**Provided information**
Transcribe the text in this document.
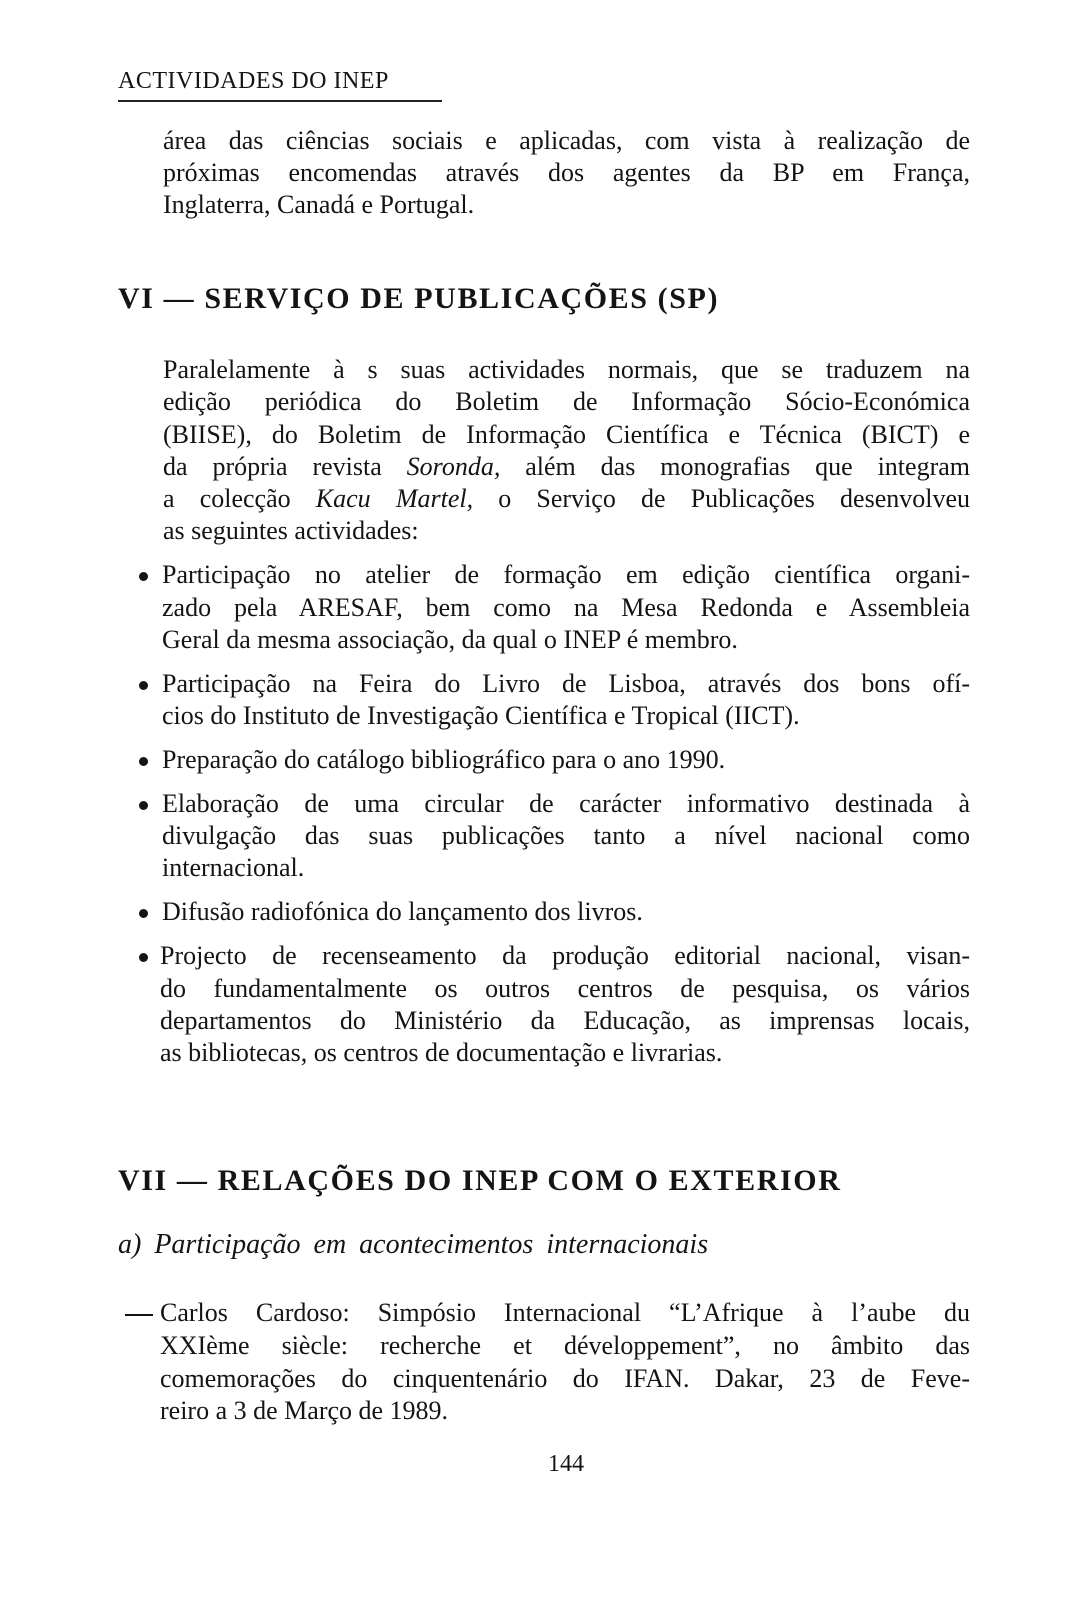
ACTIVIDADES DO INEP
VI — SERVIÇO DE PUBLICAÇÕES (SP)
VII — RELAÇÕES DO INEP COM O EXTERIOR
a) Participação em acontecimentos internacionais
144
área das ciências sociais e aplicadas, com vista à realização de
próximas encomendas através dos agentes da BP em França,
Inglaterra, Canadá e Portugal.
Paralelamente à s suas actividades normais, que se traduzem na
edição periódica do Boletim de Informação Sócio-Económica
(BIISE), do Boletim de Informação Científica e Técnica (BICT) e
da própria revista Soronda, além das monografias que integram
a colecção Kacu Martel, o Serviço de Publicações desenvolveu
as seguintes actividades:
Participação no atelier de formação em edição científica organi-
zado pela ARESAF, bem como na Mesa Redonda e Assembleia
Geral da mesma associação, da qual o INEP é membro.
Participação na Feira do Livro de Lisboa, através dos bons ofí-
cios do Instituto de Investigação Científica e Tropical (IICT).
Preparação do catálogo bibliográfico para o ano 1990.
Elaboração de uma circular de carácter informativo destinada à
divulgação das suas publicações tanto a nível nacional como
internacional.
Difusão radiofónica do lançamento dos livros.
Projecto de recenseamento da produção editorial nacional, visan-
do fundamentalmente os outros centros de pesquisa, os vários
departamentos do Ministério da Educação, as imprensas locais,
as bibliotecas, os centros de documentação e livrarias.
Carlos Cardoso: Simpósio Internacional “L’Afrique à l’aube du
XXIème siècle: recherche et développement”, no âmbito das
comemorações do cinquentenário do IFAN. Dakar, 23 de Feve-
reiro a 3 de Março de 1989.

**Work to complete**
Where a line above includes "através", copy that line.

**Result**
próximas encomendas através dos agentes da BP em França,
Participação na Feira do Livro de Lisboa, através dos bons ofí-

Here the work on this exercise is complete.